++++ Records to use
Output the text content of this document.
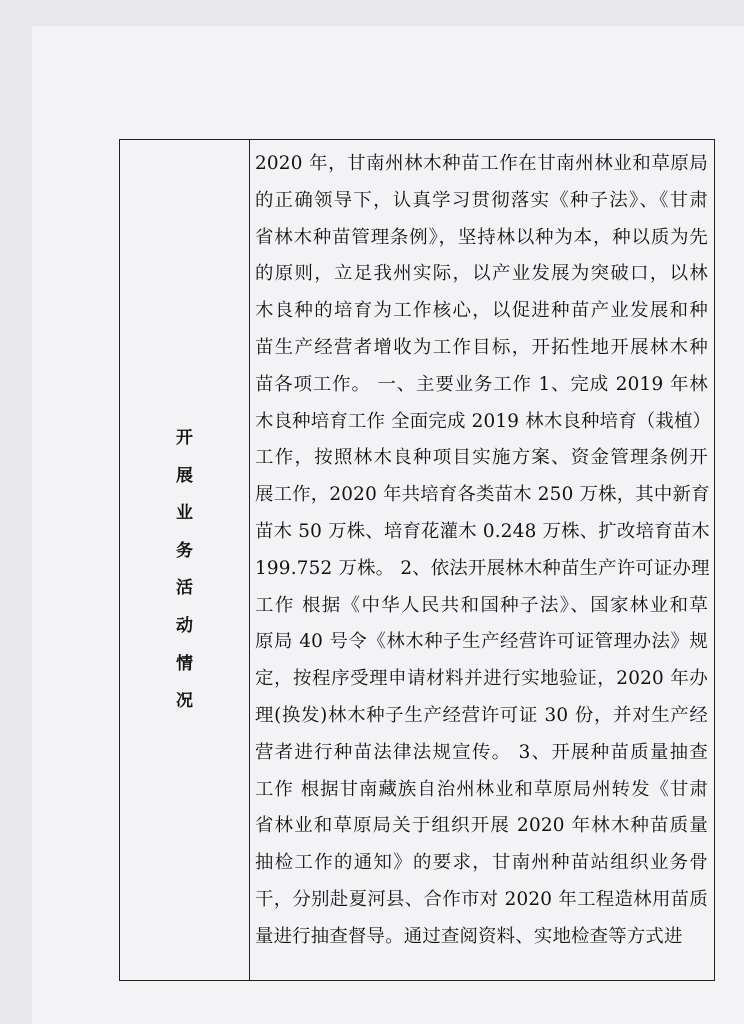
开
展
业
务
活
动
情
况
2020 年，甘南州林木种苗工作在甘南州林业和草原局
的正确领导下，认真学习贯彻落实《种子法》、《甘肃
省林木种苗管理条例》，坚持林以种为本，种以质为先
的原则，立足我州实际，以产业发展为突破口，以林
木良种的培育为工作核心，以促进种苗产业发展和种
苗生产经营者增收为工作目标，开拓性地开展林木种
苗各项工作。 一、主要业务工作 1、完成 2019 年林
木良种培育工作 全面完成 2019 林木良种培育（栽植）
工作，按照林木良种项目实施方案、资金管理条例开
展工作，2020 年共培育各类苗木 250 万株，其中新育
苗木 50 万株、培育花灌木 0.248 万株、扩改培育苗木
199.752 万株。 2、依法开展林木种苗生产许可证办理
工作 根据《中华人民共和国种子法》、国家林业和草
原局 40 号令《林木种子生产经营许可证管理办法》规
定，按程序受理申请材料并进行实地验证，2020 年办
理(换发)林木种子生产经营许可证 30 份，并对生产经
营者进行种苗法律法规宣传。 3、开展种苗质量抽查
工作 根据甘南藏族自治州林业和草原局州转发《甘肃
省林业和草原局关于组织开展 2020 年林木种苗质量
抽检工作的通知》的要求，甘南州种苗站组织业务骨
干，分别赴夏河县、合作市对 2020 年工程造林用苗质
量进行抽查督导。通过查阅资料、实地检查等方式进
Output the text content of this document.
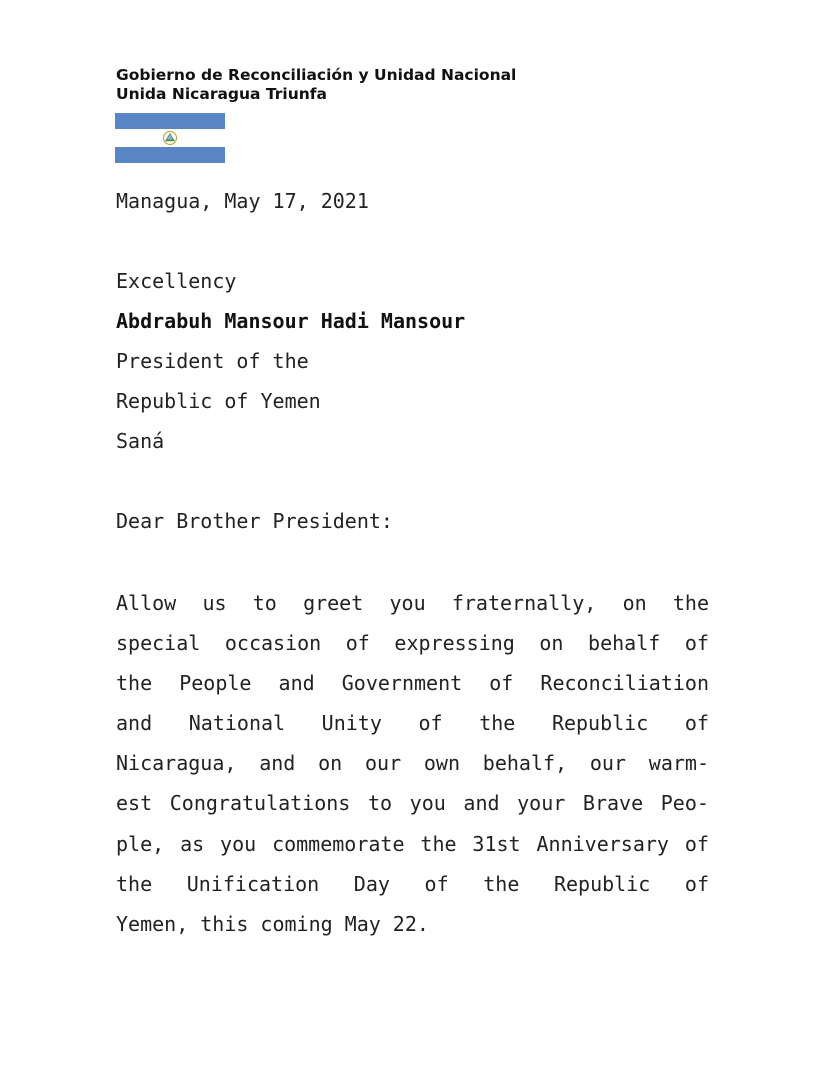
Gobierno de Reconciliación y Unidad Nacional
Unida Nicaragua Triunfa
Managua, May 17, 2021
Excellency
Abdrabuh Mansour Hadi Mansour
President of the
Republic of Yemen
Saná
Dear Brother President:
Allow us to greet you fraternally, on the
special occasion of expressing on behalf of
the People and Government of Reconciliation
and National Unity of the Republic of
Nicaragua, and on our own behalf, our warm-
est Congratulations to you and your Brave Peo-
ple, as you commemorate the 31st Anniversary of
the Unification Day of the Republic of
Yemen, this coming May 22.
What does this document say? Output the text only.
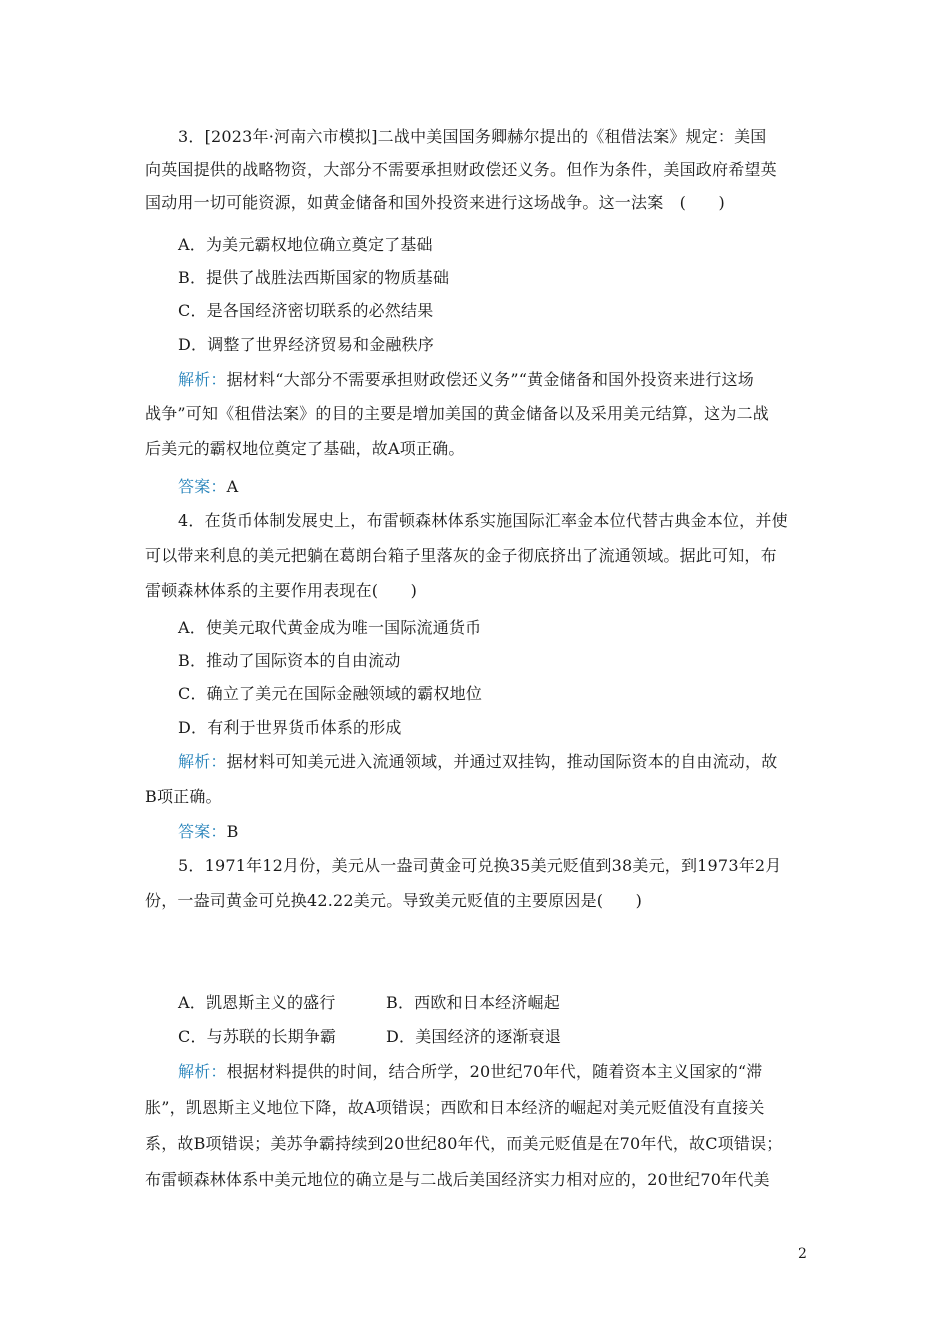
3．[2023年·河南六市模拟]二战中美国国务卿赫尔提出的《租借法案》规定：美国
向英国提供的战略物资，大部分不需要承担财政偿还义务。但作为条件，美国政府希望英
国动用一切可能资源，如黄金储备和国外投资来进行这场战争。这一法案　(　　)
A．为美元霸权地位确立奠定了基础
B．提供了战胜法西斯国家的物质基础
C．是各国经济密切联系的必然结果
D．调整了世界经济贸易和金融秩序
解析：据材料“大部分不需要承担财政偿还义务”“黄金储备和国外投资来进行这场
战争”可知《租借法案》的目的主要是增加美国的黄金储备以及采用美元结算，这为二战
后美元的霸权地位奠定了基础，故A项正确。
答案：A
4．在货币体制发展史上，布雷顿森林体系实施国际汇率金本位代替古典金本位，并使
可以带来利息的美元把躺在葛朗台箱子里落灰的金子彻底挤出了流通领域。据此可知，布
雷顿森林体系的主要作用表现在(　　)
A．使美元取代黄金成为唯一国际流通货币
B．推动了国际资本的自由流动
C．确立了美元在国际金融领域的霸权地位
D．有利于世界货币体系的形成
解析：据材料可知美元进入流通领域，并通过双挂钩，推动国际资本的自由流动，故
B项正确。
答案：B
5．1971年12月份，美元从一盎司黄金可兑换35美元贬值到38美元，到1973年2月
份，一盎司黄金可兑换42.22美元。导致美元贬值的主要原因是(　　)
A．凯恩斯主义的盛行	B．西欧和日本经济崛起
C．与苏联的长期争霸	D．美国经济的逐渐衰退
解析：根据材料提供的时间，结合所学，20世纪70年代，随着资本主义国家的“滞
胀”，凯恩斯主义地位下降，故A项错误；西欧和日本经济的崛起对美元贬值没有直接关
系，故B项错误；美苏争霸持续到20世纪80年代，而美元贬值是在70年代，故C项错误；
布雷顿森林体系中美元地位的确立是与二战后美国经济实力相对应的，20世纪70年代美
2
++++++++
- Exercise brief:
Omit the pictures. Output every record above word for word.

- Correct output:
Output the text content of this document.
开
展
业
务
活
动
情
况
2020 年，甘南州林木种苗工作在甘南州林业和草原局
的正确领导下，认真学习贯彻落实《种子法》、《甘肃
省林木种苗管理条例》，坚持林以种为本，种以质为先
的原则，立足我州实际，以产业发展为突破口，以林
木良种的培育为工作核心，以促进种苗产业发展和种
苗生产经营者增收为工作目标，开拓性地开展林木种
苗各项工作。 一、主要业务工作 1、完成 2019 年林
木良种培育工作 全面完成 2019 林木良种培育（栽植）
工作，按照林木良种项目实施方案、资金管理条例开
展工作，2020 年共培育各类苗木 250 万株，其中新育
苗木 50 万株、培育花灌木 0.248 万株、扩改培育苗木
199.752 万株。 2、依法开展林木种苗生产许可证办理
工作 根据《中华人民共和国种子法》、国家林业和草
原局 40 号令《林木种子生产经营许可证管理办法》规
定，按程序受理申请材料并进行实地验证，2020 年办
理(换发)林木种子生产经营许可证 30 份，并对生产经
营者进行种苗法律法规宣传。 3、开展种苗质量抽查
工作 根据甘南藏族自治州林业和草原局州转发《甘肃
省林业和草原局关于组织开展 2020 年林木种苗质量
抽检工作的通知》的要求，甘南州种苗站组织业务骨
干，分别赴夏河县、合作市对 2020 年工程造林用苗质
量进行抽查督导。通过查阅资料、实地检查等方式进
Output the text content of this document.
Gobierno de Reconciliación y Unidad Nacional
Unida Nicaragua Triunfa
Managua, May 17, 2021
Excellency
Abdrabuh Mansour Hadi Mansour
President of the
Republic of Yemen
Saná
Dear Brother President:
Allow us to greet you fraternally, on the
special occasion of expressing on behalf of
the People and Government of Reconciliation
and National Unity of the Republic of
Nicaragua, and on our own behalf, our warm-
est Congratulations to you and your Brave Peo-
ple, as you commemorate the 31st Anniversary of
the Unification Day of the Republic of
Yemen, this coming May 22.
What does this document say? Output the text only.
3．[2023年·河南六市模拟]二战中美国国务卿赫尔提出的《租借法案》规定：美国
向英国提供的战略物资，大部分不需要承担财政偿还义务。但作为条件，美国政府希望英
国动用一切可能资源，如黄金储备和国外投资来进行这场战争。这一法案　(　　)
A．为美元霸权地位确立奠定了基础
B．提供了战胜法西斯国家的物质基础
C．是各国经济密切联系的必然结果
D．调整了世界经济贸易和金融秩序
解析：据材料“大部分不需要承担财政偿还义务”“黄金储备和国外投资来进行这场
战争”可知《租借法案》的目的主要是增加美国的黄金储备以及采用美元结算，这为二战
后美元的霸权地位奠定了基础，故A项正确。
答案：A
4．在货币体制发展史上，布雷顿森林体系实施国际汇率金本位代替古典金本位，并使
可以带来利息的美元把躺在葛朗台箱子里落灰的金子彻底挤出了流通领域。据此可知，布
雷顿森林体系的主要作用表现在(　　)
A．使美元取代黄金成为唯一国际流通货币
B．推动了国际资本的自由流动
C．确立了美元在国际金融领域的霸权地位
D．有利于世界货币体系的形成
解析：据材料可知美元进入流通领域，并通过双挂钩，推动国际资本的自由流动，故
B项正确。
答案：B
5．1971年12月份，美元从一盎司黄金可兑换35美元贬值到38美元，到1973年2月
份，一盎司黄金可兑换42.22美元。导致美元贬值的主要原因是(　　)
A．凯恩斯主义的盛行	B．西欧和日本经济崛起
C．与苏联的长期争霸	D．美国经济的逐渐衰退
解析：根据材料提供的时间，结合所学，20世纪70年代，随着资本主义国家的“滞
胀”，凯恩斯主义地位下降，故A项错误；西欧和日本经济的崛起对美元贬值没有直接关
系，故B项错误；美苏争霸持续到20世纪80年代，而美元贬值是在70年代，故C项错误；
布雷顿森林体系中美元地位的确立是与二战后美国经济实力相对应的，20世纪70年代美
2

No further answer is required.